WHAT THIS TASK INVOLVES >> From the blog post on paperless immigrants in Finland below, extract verbatim the passage that begins with the words containing "In my previous" and ends with "and paperless immigrants.".

EXTRACT PROVIDED >>
---*---

In my previous blog post, I tried to open the awareness about paperless immigrants. In this post, I will try to represent some of the national and international regulations about immigration and in next discussions I will refer to NGO’s and activists’ actions to support refugees and paperless immigrants.
Asylum policies have been changed from autumn of 2015 to the spring of 2016. The statistics shows that in the first half of the 2015, over 80 percent of immigrants from Iraq and Afghanistan were eligible for residency in Finland, while in 2017 under 40 percent of Iraqis and under 50 percent of Afghans could receive residency from authorities. Most of the paperless refugees that I experienced during my practice placement came to Finland in years 2015 and 2016. Studies showed that the main factor for this sharp change was the interpretation of Finnish immigration service (Migri) after 2015, although some sources claimed state’s tightening legislation caused the negative decisions by Migri. After the negative decisions, many of those paperless people went to another EU country for appealing the new application and because of Dublin ||| regulation, many of them had to come back to Finland and apply again in Migri as refugee. They experienced many problems as circumstances of this stage of their refugee application, for example one Afghan lost lots of legal documents which he carried to another European country and this just makes it for him more difficult to submit approved documents in his new application to Migri.
The worst living condition that I ever seen by myself was for those who had already three negative decisions by authorities. They were worried about detention and deportation by police. They could not reside in reception centers because of their fear to be deported and they were abandoned of services because of it. In 2017, YLE, the national TV broadcaster of Finland, claimed that there are about 1700 people in the return queue. The government legislations focus on social isolation and exclusion as a solution for undocumented immigrants and these acts seem to make pressure on paperless people to voluntarily return.

---*---

INFORMATION PROVIDED >>

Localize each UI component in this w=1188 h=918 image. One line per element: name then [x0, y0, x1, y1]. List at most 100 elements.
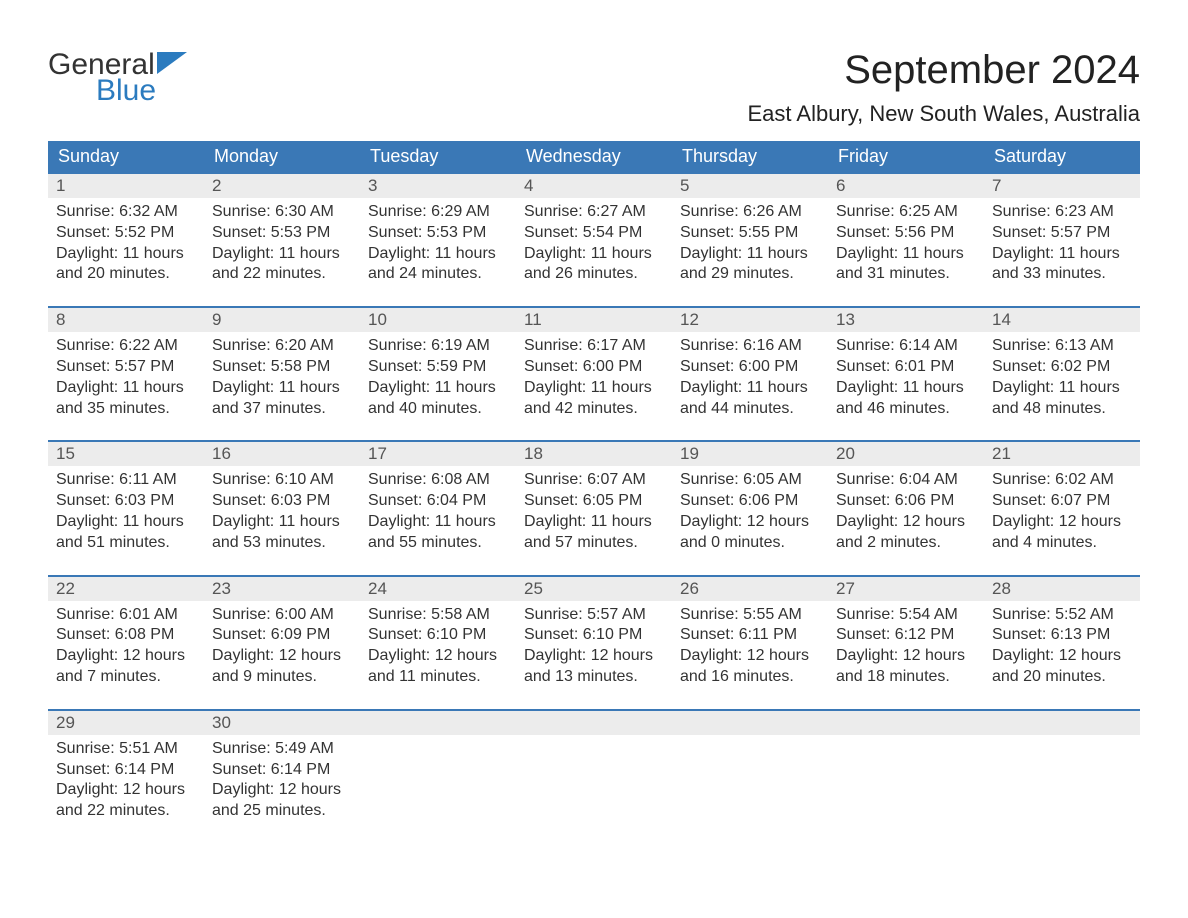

---*---

COMPLETED EXERCISE >>
In my previous blog post, I tried to open the awareness about paperless immigrants. In this post, I will try to represent some of the national and international regulations about immigration and in next discussions I will refer to NGO’s and activists’ actions to support refugees and paperless immigrants.